■ **Extracted data**
--

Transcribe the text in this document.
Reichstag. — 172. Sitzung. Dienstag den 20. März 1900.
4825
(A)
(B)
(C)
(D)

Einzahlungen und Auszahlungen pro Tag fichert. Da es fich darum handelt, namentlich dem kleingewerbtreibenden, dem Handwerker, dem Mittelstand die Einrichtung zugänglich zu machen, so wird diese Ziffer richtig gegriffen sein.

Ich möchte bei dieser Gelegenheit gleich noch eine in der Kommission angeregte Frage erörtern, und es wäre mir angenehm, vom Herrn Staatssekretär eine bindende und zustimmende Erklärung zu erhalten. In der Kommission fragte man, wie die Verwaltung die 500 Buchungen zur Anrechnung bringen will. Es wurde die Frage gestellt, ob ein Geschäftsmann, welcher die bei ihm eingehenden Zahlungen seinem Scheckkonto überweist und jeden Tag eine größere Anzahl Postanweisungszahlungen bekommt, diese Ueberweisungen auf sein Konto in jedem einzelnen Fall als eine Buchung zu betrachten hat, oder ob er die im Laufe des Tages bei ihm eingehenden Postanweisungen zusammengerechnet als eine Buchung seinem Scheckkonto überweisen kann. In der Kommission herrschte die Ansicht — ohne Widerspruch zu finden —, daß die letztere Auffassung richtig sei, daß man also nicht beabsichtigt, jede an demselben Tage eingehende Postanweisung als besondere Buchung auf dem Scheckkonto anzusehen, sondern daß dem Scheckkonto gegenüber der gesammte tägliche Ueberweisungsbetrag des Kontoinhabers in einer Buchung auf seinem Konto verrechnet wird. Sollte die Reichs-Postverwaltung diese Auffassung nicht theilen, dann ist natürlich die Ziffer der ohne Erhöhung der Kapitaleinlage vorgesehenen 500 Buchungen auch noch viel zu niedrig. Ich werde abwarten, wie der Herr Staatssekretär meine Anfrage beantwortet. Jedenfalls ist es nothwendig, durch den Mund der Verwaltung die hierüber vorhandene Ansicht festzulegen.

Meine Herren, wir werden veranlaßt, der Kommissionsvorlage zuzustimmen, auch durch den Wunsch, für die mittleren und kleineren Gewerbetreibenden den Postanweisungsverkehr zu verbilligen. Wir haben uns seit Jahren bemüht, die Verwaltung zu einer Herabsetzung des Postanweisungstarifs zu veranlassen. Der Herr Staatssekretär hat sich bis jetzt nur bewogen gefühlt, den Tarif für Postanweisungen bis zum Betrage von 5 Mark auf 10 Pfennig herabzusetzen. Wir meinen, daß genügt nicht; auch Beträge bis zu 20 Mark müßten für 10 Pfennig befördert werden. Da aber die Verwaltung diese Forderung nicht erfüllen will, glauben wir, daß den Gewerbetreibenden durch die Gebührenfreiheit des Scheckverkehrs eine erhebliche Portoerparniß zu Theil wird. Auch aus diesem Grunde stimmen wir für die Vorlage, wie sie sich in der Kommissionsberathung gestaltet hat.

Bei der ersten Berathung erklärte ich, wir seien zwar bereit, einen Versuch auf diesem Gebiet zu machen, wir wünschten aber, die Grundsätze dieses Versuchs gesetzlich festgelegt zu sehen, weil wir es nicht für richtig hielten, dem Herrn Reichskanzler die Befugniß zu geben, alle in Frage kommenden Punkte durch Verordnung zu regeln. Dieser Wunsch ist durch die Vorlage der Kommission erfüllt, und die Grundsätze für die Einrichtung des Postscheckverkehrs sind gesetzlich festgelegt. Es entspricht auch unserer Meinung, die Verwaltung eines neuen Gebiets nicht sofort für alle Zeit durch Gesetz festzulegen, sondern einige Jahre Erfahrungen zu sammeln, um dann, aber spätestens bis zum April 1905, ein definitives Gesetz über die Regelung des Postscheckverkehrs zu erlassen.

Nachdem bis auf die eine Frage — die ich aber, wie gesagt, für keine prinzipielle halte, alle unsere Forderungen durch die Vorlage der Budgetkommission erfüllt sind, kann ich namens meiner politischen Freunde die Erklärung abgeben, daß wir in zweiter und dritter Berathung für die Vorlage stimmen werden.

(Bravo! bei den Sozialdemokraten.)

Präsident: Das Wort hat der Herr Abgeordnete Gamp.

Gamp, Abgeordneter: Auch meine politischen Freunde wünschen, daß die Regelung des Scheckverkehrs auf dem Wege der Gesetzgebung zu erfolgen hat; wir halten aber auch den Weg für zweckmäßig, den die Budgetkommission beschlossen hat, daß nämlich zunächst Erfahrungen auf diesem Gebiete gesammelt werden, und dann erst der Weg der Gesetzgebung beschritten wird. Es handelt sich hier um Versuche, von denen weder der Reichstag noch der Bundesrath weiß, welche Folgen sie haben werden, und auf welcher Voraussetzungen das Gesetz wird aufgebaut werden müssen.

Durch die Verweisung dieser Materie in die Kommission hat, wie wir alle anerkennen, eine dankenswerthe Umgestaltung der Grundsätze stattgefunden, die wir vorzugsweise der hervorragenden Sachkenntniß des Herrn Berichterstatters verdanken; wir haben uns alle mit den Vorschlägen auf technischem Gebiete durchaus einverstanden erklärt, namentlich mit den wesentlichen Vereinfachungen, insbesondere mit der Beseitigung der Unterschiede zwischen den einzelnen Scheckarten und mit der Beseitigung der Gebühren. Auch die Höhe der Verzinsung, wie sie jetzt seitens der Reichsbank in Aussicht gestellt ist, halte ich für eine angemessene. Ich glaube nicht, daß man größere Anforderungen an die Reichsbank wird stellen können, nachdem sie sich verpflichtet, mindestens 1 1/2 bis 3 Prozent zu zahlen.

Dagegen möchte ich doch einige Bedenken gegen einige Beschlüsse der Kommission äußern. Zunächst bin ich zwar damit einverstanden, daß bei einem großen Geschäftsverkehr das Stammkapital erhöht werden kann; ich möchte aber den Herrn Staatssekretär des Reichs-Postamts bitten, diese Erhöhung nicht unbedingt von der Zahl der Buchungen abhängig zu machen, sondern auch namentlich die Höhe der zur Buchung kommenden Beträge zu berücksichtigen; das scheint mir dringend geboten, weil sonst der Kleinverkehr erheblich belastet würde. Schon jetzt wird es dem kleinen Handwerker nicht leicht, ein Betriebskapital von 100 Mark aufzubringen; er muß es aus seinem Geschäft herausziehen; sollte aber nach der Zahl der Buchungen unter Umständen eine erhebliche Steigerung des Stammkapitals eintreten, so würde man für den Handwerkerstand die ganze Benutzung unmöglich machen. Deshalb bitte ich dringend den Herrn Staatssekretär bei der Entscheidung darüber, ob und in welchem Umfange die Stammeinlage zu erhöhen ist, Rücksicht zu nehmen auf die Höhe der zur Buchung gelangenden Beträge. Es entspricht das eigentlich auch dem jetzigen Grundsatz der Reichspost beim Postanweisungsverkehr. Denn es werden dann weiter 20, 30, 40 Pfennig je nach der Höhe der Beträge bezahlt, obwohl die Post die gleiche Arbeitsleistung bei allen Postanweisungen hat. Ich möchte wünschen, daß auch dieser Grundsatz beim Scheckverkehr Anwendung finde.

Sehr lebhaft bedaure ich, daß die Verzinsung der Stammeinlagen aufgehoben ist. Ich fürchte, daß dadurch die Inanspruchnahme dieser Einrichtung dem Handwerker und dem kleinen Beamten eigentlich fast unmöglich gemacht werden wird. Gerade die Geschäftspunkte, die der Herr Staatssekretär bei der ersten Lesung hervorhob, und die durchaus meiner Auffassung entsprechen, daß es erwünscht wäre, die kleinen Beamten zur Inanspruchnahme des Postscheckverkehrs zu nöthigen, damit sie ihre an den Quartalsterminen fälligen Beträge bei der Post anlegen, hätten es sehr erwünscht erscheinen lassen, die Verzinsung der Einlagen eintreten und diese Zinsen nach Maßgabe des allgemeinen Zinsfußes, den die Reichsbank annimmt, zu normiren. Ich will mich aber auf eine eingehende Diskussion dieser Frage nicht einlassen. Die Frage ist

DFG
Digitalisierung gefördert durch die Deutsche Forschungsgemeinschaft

--

■ **Given task**
Copy down every line of the entries containing the word "Regelung".

■ **Task solution**
Bei der ersten Berathung erklärte ich, wir seien zwar bereit, einen Versuch auf diesem Gebiet zu machen, wir wünschten aber, die Grundsätze dieses Versuchs gesetzlich festgelegt zu sehen, weil wir es nicht für richtig hielten, dem Herrn Reichskanzler die Befugniß zu geben, alle in Frage kommenden Punkte durch Verordnung zu regeln. Dieser Wunsch ist durch die Vorlage der Kommission erfüllt, und die Grundsätze für die Einrichtung des Postscheckverkehrs sind gesetzlich festgelegt. Es entspricht auch unserer Meinung, die Verwaltung eines neuen Gebiets nicht sofort für alle Zeit durch Gesetz festzulegen, sondern einige Jahre Erfahrungen zu sammeln, um dann, aber spätestens bis zum April 1905, ein definitives Gesetz über die Regelung des Postscheckverkehrs zu erlassen.
Gamp, Abgeordneter: Auch meine politischen Freunde wünschen, daß die Regelung des Scheckverkehrs auf dem Wege der Gesetzgebung zu erfolgen hat; wir halten aber auch den Weg für zweckmäßig, den die Budgetkommission beschlossen hat, daß nämlich zunächst Erfahrungen auf diesem Gebiete gesammelt werden, und dann erst der Weg der Gesetzgebung beschritten wird. Es handelt sich hier um Versuche, von denen weder der Reichstag noch der Bundesrath weiß, welche Folgen sie haben werden, und auf welcher Voraussetzungen das Gesetz wird aufgebaut werden müssen.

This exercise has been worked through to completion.